-- START INPUT MATERIAL --

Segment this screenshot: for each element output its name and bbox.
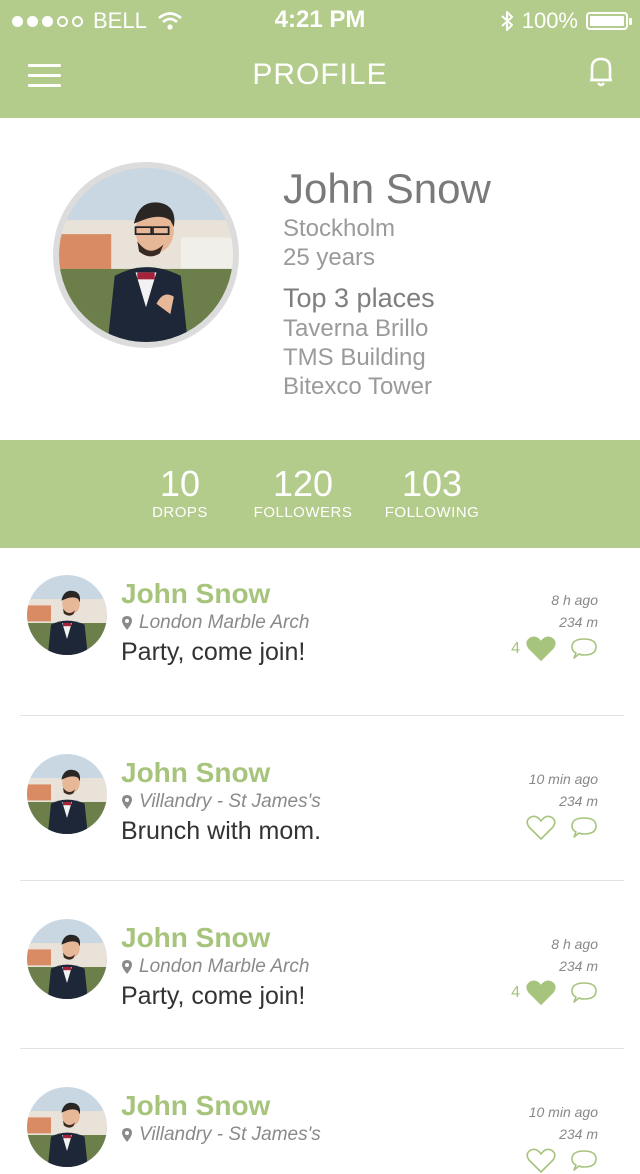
heart-icon <box>526 636 556 661</box>
status-bar: BELL 4:21 PM 100% <box>0 0 640 40</box>
top-place-item[interactable]: Taverna Brillo <box>283 314 491 343</box>
stat-label: FOLLOWERS <box>253 504 353 521</box>
post-actions: 4 <box>511 980 598 1006</box>
nav-bar: PROFILE <box>0 40 640 118</box>
post-author[interactable]: John Snow <box>121 757 270 789</box>
post-distance: 234 m <box>559 614 598 630</box>
like-count: 4 <box>511 984 520 1001</box>
comment-icon[interactable] <box>570 637 598 661</box>
stat-drops[interactable]: 10 DROPS <box>110 463 250 522</box>
location-pin-icon <box>122 960 132 974</box>
post-author[interactable]: John Snow <box>121 1090 270 1122</box>
stat-value: 103 <box>401 463 463 504</box>
post-author[interactable]: John Snow <box>121 922 270 954</box>
bell-icon[interactable] <box>588 56 614 88</box>
profile-age: 25 years <box>283 244 376 271</box>
profile-avatar[interactable] <box>53 162 239 348</box>
like-count: 4 <box>511 640 520 657</box>
post-location: London Marble Arch <box>121 956 309 978</box>
top-places-title: Top 3 places <box>283 283 435 313</box>
post-time: 10 min ago <box>528 1104 598 1120</box>
post-avatar[interactable] <box>27 919 107 999</box>
heart-icon <box>526 1148 556 1173</box>
profile-city: Stockholm <box>283 215 396 242</box>
like-button[interactable] <box>520 815 556 841</box>
stat-label: DROPS <box>152 504 208 521</box>
post-location-text: Villandry - St James's <box>139 791 321 812</box>
stat-value: 120 <box>272 463 334 504</box>
like-button[interactable]: 4 <box>511 980 556 1006</box>
post-distance: 234 m <box>559 1126 598 1142</box>
post-location-text: London Marble Arch <box>139 612 310 633</box>
profile-name: John Snow <box>283 165 491 212</box>
battery-icon <box>586 12 632 30</box>
post-message: Party, come join! <box>121 982 306 1010</box>
battery-percent: 100% <box>521 8 578 33</box>
post-time: 8 h ago <box>551 592 598 608</box>
top-place-item[interactable]: TMS Building <box>283 343 491 372</box>
post-message: Brunch with mom. <box>121 817 322 845</box>
post-avatar[interactable] <box>27 575 107 655</box>
location-pin-icon <box>122 795 132 809</box>
bluetooth-icon <box>501 11 513 31</box>
post-author[interactable]: John Snow <box>121 578 270 610</box>
post-actions <box>520 1148 598 1174</box>
header: BELL 4:21 PM 100% PROFILE <box>0 0 640 118</box>
stat-label: FOLLOWING <box>384 504 480 521</box>
post-actions <box>520 815 598 841</box>
top-place-item[interactable]: Bitexco Tower <box>283 372 491 401</box>
post-distance: 234 m <box>559 958 598 974</box>
location-pin-icon <box>122 616 132 630</box>
page-title: PROFILE <box>252 58 388 91</box>
comment-icon[interactable] <box>570 816 598 840</box>
post-distance: 234 m <box>559 793 598 809</box>
profile-card: John Snow Stockholm 25 years Top 3 place… <box>0 118 640 440</box>
post-time: 8 h ago <box>551 936 598 952</box>
feed-divider <box>20 880 624 881</box>
post-time: 10 min ago <box>528 771 598 787</box>
stat-value: 10 <box>159 463 201 504</box>
post-location: Villandry - St James's <box>121 1124 321 1146</box>
like-button[interactable] <box>520 1148 556 1174</box>
post-avatar[interactable] <box>27 1087 107 1167</box>
post-location-text: London Marble Arch <box>139 956 310 977</box>
like-button[interactable]: 4 <box>511 636 556 662</box>
feed-divider <box>20 715 624 716</box>
post-location: Villandry - St James's <box>121 791 321 813</box>
post-location: London Marble Arch <box>121 612 309 634</box>
heart-icon <box>526 815 556 840</box>
stat-following[interactable]: 103 FOLLOWING <box>362 463 502 522</box>
comment-icon[interactable] <box>570 981 598 1005</box>
post-message: Party, come join! <box>121 638 306 666</box>
comment-icon[interactable] <box>570 1149 598 1173</box>
post-avatar[interactable] <box>27 754 107 834</box>
post-actions: 4 <box>511 636 598 662</box>
location-pin-icon <box>122 1128 132 1142</box>
stats-bar: 10 DROPS 120 FOLLOWERS 103 FOLLOWING <box>0 440 640 548</box>
post-location-text: Villandry - St James's <box>139 1124 321 1145</box>
stat-followers[interactable]: 120 FOLLOWERS <box>233 463 373 522</box>
heart-icon <box>526 980 556 1005</box>
feed-divider <box>20 1048 624 1049</box>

-- END INPUT MATERIAL --

*WRITTEN TASK*
Please give everything in the listing from the line containing "heart-icon <box>526 636 556 661</box>" down to the line containing "post-actions: 4 <box>511 980 598 1006</box>" as a Markdown table with two columns, Row and Line, leaving out any blank lines.

*SOLUTION*
| Row | Line |
|---|---|
| 1 | heart-icon <box>526 636 556 661</box> |
| 2 | status-bar: BELL 4:21 PM 100% <box>0 0 640 40</box> |
| 3 | top-place-item[interactable]: Taverna Brillo <box>283 314 491 343</box> |
| 4 | stat-label: FOLLOWERS <box>253 504 353 521</box> |
| 5 | post-actions: 4 <box>511 980 598 1006</box> |